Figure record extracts
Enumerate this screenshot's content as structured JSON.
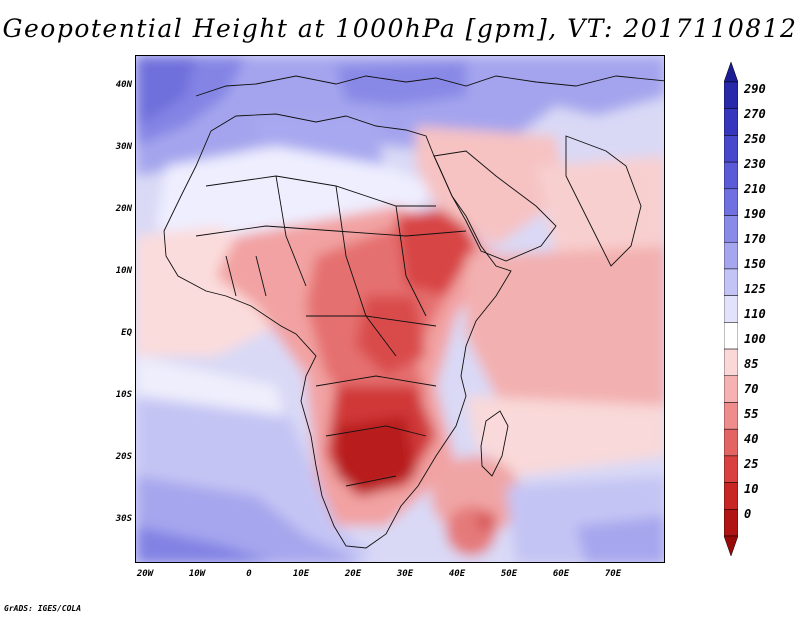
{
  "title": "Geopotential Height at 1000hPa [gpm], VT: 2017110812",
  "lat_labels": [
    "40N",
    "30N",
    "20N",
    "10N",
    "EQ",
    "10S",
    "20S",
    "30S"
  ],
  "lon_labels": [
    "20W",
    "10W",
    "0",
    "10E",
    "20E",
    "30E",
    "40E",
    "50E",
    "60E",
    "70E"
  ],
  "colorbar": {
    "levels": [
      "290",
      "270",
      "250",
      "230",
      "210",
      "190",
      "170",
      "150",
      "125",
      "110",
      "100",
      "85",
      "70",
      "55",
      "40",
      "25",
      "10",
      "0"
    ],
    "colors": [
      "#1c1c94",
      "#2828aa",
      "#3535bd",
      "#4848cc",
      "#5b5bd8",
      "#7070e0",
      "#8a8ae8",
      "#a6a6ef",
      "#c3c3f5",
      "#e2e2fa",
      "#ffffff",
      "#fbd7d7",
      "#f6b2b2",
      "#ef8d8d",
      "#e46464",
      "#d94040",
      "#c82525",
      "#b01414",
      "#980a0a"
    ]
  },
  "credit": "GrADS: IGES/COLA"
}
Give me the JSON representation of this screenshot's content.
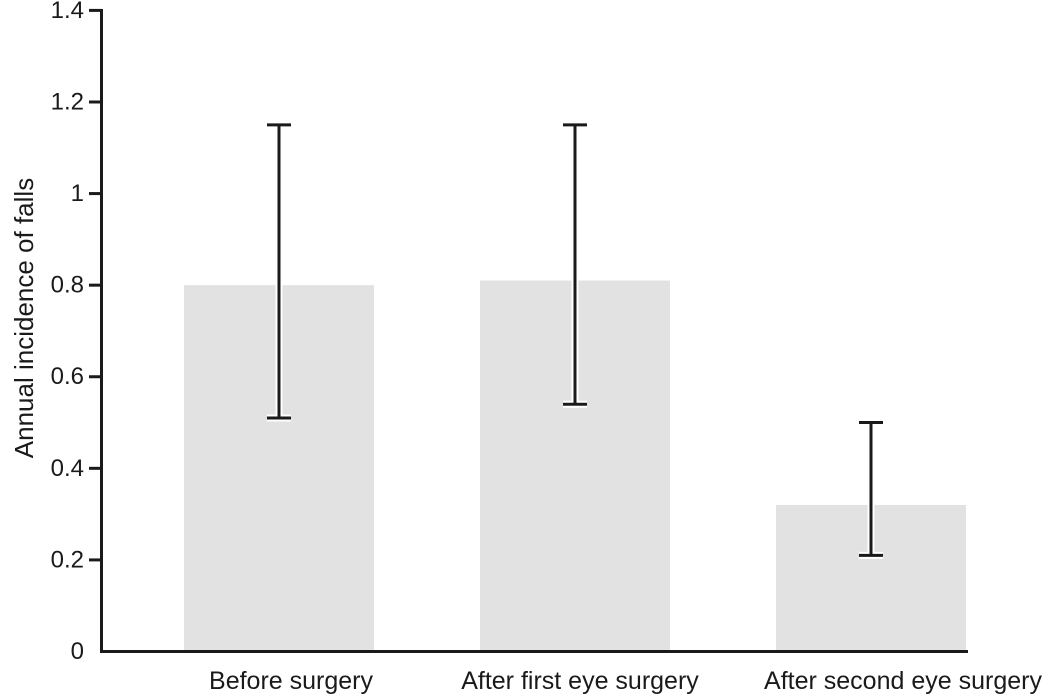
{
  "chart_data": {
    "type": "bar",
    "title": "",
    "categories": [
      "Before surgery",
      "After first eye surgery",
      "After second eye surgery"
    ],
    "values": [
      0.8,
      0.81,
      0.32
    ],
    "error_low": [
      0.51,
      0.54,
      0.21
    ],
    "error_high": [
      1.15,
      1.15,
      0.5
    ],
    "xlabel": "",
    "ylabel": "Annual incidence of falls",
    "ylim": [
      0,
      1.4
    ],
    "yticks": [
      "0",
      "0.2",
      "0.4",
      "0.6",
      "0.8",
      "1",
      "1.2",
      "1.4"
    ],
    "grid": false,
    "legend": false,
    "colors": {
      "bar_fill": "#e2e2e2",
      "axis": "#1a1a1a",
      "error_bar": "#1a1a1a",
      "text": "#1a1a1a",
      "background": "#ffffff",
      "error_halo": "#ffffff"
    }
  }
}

* * *

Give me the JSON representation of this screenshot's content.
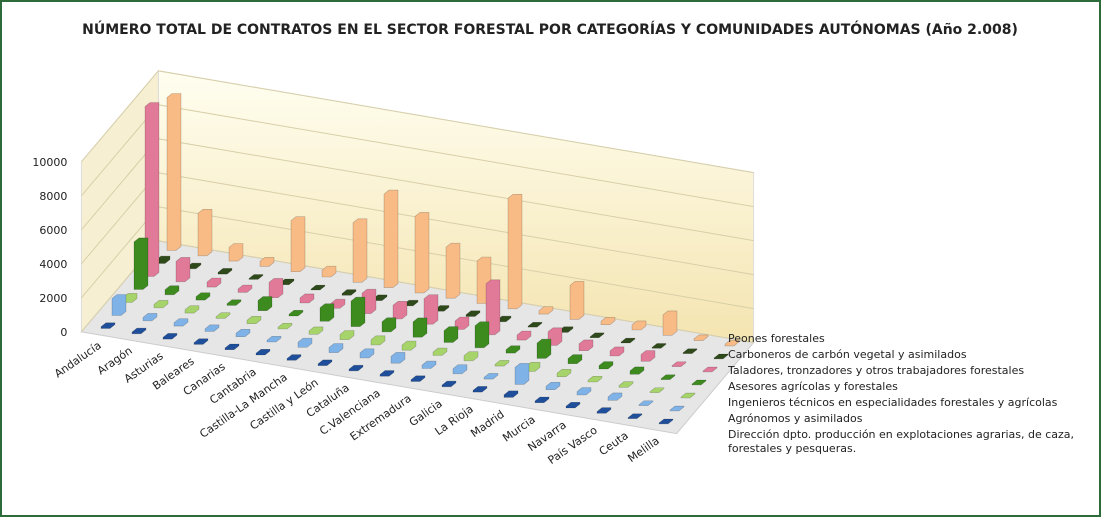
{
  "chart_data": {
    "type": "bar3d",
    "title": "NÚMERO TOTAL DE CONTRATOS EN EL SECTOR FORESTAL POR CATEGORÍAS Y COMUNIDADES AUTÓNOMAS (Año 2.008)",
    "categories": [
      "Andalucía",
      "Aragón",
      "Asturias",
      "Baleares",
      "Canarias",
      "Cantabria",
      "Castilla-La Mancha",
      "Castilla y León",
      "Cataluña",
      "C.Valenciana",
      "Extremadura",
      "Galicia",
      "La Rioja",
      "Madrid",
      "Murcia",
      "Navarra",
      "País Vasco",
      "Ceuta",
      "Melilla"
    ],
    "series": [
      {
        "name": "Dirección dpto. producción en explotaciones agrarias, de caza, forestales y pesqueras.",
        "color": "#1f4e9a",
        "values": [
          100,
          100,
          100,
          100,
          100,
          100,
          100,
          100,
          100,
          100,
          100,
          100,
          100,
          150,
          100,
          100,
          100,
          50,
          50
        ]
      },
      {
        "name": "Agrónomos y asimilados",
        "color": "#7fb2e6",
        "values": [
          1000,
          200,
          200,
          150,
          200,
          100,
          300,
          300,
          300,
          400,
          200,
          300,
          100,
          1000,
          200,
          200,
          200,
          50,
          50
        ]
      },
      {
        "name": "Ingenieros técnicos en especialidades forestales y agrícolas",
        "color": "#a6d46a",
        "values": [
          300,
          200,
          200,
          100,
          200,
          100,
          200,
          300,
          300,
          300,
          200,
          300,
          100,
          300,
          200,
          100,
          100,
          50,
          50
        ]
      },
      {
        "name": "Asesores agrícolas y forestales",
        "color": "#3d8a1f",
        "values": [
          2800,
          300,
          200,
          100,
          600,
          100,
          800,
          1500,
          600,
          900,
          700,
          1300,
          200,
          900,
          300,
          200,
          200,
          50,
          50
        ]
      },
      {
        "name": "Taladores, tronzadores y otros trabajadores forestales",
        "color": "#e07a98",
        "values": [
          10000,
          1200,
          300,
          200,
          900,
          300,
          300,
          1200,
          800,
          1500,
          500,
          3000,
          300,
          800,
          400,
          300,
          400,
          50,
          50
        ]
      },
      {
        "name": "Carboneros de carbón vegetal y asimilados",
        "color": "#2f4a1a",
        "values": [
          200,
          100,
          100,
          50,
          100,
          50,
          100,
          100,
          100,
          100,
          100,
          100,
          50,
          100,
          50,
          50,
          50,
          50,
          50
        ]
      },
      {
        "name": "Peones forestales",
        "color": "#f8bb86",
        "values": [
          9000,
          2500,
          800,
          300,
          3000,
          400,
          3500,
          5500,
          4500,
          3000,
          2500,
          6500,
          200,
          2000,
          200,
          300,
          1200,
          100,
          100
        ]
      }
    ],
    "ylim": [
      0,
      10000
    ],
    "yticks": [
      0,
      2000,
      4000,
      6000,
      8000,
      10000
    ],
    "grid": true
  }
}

What is asked. Among the lines of the material, find those that hold the word "name" and copy them.

Response to this exercise.
        "name": "Dirección dpto. producción en explotaciones agrarias, de caza, forestales y pesqueras.",
        "name": "Agrónomos y asimilados",
        "name": "Ingenieros técnicos en especialidades forestales y agrícolas",
        "name": "Asesores agrícolas y forestales",
        "name": "Taladores, tronzadores y otros trabajadores forestales",
        "name": "Carboneros de carbón vegetal y asimilados",
        "name": "Peones forestales",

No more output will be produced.